━━ Data records ━━

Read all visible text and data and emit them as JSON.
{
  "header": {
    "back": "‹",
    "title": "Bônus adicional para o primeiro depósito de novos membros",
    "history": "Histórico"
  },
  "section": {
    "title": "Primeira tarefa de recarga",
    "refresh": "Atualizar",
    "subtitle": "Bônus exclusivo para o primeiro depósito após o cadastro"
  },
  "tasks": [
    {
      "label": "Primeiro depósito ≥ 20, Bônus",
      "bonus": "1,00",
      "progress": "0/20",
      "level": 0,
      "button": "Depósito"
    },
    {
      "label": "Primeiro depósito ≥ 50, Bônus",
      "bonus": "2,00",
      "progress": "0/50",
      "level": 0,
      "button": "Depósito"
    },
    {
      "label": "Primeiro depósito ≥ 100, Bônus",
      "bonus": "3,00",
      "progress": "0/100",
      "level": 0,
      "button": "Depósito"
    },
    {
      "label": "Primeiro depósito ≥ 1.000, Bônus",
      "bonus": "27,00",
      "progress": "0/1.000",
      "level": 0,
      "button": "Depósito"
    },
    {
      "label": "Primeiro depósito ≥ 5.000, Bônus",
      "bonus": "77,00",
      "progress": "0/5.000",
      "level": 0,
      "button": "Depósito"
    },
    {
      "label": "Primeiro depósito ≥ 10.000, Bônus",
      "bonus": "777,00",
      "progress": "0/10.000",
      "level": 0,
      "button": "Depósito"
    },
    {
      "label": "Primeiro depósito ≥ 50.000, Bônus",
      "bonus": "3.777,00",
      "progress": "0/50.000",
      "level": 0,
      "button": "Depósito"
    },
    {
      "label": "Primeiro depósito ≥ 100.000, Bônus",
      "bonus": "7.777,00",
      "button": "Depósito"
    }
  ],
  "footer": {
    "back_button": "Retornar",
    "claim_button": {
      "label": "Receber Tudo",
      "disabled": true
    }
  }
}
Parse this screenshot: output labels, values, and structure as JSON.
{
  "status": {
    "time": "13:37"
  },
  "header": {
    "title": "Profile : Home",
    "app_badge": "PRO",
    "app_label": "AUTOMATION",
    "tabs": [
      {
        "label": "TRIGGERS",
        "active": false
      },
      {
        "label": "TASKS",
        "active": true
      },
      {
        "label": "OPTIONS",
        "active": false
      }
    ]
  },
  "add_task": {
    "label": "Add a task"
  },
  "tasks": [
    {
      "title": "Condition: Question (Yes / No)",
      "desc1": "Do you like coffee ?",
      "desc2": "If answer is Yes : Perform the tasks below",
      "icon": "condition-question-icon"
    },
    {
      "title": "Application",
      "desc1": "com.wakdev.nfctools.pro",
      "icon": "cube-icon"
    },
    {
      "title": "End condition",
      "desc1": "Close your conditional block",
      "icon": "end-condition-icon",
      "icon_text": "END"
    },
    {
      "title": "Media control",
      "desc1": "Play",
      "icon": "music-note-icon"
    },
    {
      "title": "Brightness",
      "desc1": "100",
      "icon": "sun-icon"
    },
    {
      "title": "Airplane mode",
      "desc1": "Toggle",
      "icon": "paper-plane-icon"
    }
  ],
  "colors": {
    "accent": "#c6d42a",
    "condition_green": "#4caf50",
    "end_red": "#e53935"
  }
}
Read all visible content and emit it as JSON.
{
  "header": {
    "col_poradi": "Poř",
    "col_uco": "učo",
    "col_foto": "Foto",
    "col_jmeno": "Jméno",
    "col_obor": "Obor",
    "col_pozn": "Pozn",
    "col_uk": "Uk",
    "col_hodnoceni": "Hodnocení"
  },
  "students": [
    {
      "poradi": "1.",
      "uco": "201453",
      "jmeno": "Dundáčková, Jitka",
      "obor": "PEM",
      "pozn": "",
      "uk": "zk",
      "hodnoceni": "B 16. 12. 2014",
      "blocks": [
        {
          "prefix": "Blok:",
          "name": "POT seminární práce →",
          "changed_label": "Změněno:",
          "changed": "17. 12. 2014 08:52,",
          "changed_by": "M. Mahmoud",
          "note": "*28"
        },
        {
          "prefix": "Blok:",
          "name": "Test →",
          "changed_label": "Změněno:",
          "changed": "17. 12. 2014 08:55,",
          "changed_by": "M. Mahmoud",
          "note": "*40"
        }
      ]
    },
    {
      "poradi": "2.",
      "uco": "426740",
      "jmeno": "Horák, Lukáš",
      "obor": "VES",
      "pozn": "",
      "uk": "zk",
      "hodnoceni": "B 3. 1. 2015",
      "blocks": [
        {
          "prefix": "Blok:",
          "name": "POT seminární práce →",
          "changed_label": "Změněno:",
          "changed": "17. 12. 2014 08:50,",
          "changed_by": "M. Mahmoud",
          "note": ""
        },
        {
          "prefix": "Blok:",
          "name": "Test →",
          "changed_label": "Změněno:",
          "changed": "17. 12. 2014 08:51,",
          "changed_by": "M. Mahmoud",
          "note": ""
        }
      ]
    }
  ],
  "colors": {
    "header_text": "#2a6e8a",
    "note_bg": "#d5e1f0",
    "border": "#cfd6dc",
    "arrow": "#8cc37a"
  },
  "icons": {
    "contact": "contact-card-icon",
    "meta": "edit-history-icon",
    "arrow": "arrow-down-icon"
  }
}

━━━

• [Exercise brief]
Set down the entries above again, word for word.

• [Answer for the task]
Read all visible text and data and emit them as JSON.
{
  "header": {
    "back": "‹",
    "title": "Bônus adicional para o primeiro depósito de novos membros",
    "history": "Histórico"
  },
  "section": {
    "title": "Primeira tarefa de recarga",
    "refresh": "Atualizar",
    "subtitle": "Bônus exclusivo para o primeiro depósito após o cadastro"
  },
  "tasks": [
    {
      "label": "Primeiro depósito ≥ 20, Bônus",
      "bonus": "1,00",
      "progress": "0/20",
      "level": 0,
      "button": "Depósito"
    },
    {
      "label": "Primeiro depósito ≥ 50, Bônus",
      "bonus": "2,00",
      "progress": "0/50",
      "level": 0,
      "button": "Depósito"
    },
    {
      "label": "Primeiro depósito ≥ 100, Bônus",
      "bonus": "3,00",
      "progress": "0/100",
      "level": 0,
      "button": "Depósito"
    },
    {
      "label": "Primeiro depósito ≥ 1.000, Bônus",
      "bonus": "27,00",
      "progress": "0/1.000",
      "level": 0,
      "button": "Depósito"
    },
    {
      "label": "Primeiro depósito ≥ 5.000, Bônus",
      "bonus": "77,00",
      "progress": "0/5.000",
      "level": 0,
      "button": "Depósito"
    },
    {
      "label": "Primeiro depósito ≥ 10.000, Bônus",
      "bonus": "777,00",
      "progress": "0/10.000",
      "level": 0,
      "button": "Depósito"
    },
    {
      "label": "Primeiro depósito ≥ 50.000, Bônus",
      "bonus": "3.777,00",
      "progress": "0/50.000",
      "level": 0,
      "button": "Depósito"
    },
    {
      "label": "Primeiro depósito ≥ 100.000, Bônus",
      "bonus": "7.777,00",
      "button": "Depósito"
    }
  ],
  "footer": {
    "back_button": "Retornar",
    "claim_button": {
      "label": "Receber Tudo",
      "disabled": true
    }
  }
}
Parse this screenshot: output labels, values, and structure as JSON.
{
  "status": {
    "time": "13:37"
  },
  "header": {
    "title": "Profile : Home",
    "app_badge": "PRO",
    "app_label": "AUTOMATION",
    "tabs": [
      {
        "label": "TRIGGERS",
        "active": false
      },
      {
        "label": "TASKS",
        "active": true
      },
      {
        "label": "OPTIONS",
        "active": false
      }
    ]
  },
  "add_task": {
    "label": "Add a task"
  },
  "tasks": [
    {
      "title": "Condition: Question (Yes / No)",
      "desc1": "Do you like coffee ?",
      "desc2": "If answer is Yes : Perform the tasks below",
      "icon": "condition-question-icon"
    },
    {
      "title": "Application",
      "desc1": "com.wakdev.nfctools.pro",
      "icon": "cube-icon"
    },
    {
      "title": "End condition",
      "desc1": "Close your conditional block",
      "icon": "end-condition-icon",
      "icon_text": "END"
    },
    {
      "title": "Media control",
      "desc1": "Play",
      "icon": "music-note-icon"
    },
    {
      "title": "Brightness",
      "desc1": "100",
      "icon": "sun-icon"
    },
    {
      "title": "Airplane mode",
      "desc1": "Toggle",
      "icon": "paper-plane-icon"
    }
  ],
  "colors": {
    "accent": "#c6d42a",
    "condition_green": "#4caf50",
    "end_red": "#e53935"
  }
}
Read all visible content and emit it as JSON.
{
  "header": {
    "col_poradi": "Poř",
    "col_uco": "učo",
    "col_foto": "Foto",
    "col_jmeno": "Jméno",
    "col_obor": "Obor",
    "col_pozn": "Pozn",
    "col_uk": "Uk",
    "col_hodnoceni": "Hodnocení"
  },
  "students": [
    {
      "poradi": "1.",
      "uco": "201453",
      "jmeno": "Dundáčková, Jitka",
      "obor": "PEM",
      "pozn": "",
      "uk": "zk",
      "hodnoceni": "B 16. 12. 2014",
      "blocks": [
        {
          "prefix": "Blok:",
          "name": "POT seminární práce →",
          "changed_label": "Změněno:",
          "changed": "17. 12. 2014 08:52,",
          "changed_by": "M. Mahmoud",
          "note": "*28"
        },
        {
          "prefix": "Blok:",
          "name": "Test →",
          "changed_label": "Změněno:",
          "changed": "17. 12. 2014 08:55,",
          "changed_by": "M. Mahmoud",
          "note": "*40"
        }
      ]
    },
    {
      "poradi": "2.",
      "uco": "426740",
      "jmeno": "Horák, Lukáš",
      "obor": "VES",
      "pozn": "",
      "uk": "zk",
      "hodnoceni": "B 3. 1. 2015",
      "blocks": [
        {
          "prefix": "Blok:",
          "name": "POT seminární práce →",
          "changed_label": "Změněno:",
          "changed": "17. 12. 2014 08:50,",
          "changed_by": "M. Mahmoud",
          "note": ""
        },
        {
          "prefix": "Blok:",
          "name": "Test →",
          "changed_label": "Změněno:",
          "changed": "17. 12. 2014 08:51,",
          "changed_by": "M. Mahmoud",
          "note": ""
        }
      ]
    }
  ],
  "colors": {
    "header_text": "#2a6e8a",
    "note_bg": "#d5e1f0",
    "border": "#cfd6dc",
    "arrow": "#8cc37a"
  },
  "icons": {
    "contact": "contact-card-icon",
    "meta": "edit-history-icon",
    "arrow": "arrow-down-icon"
  }
}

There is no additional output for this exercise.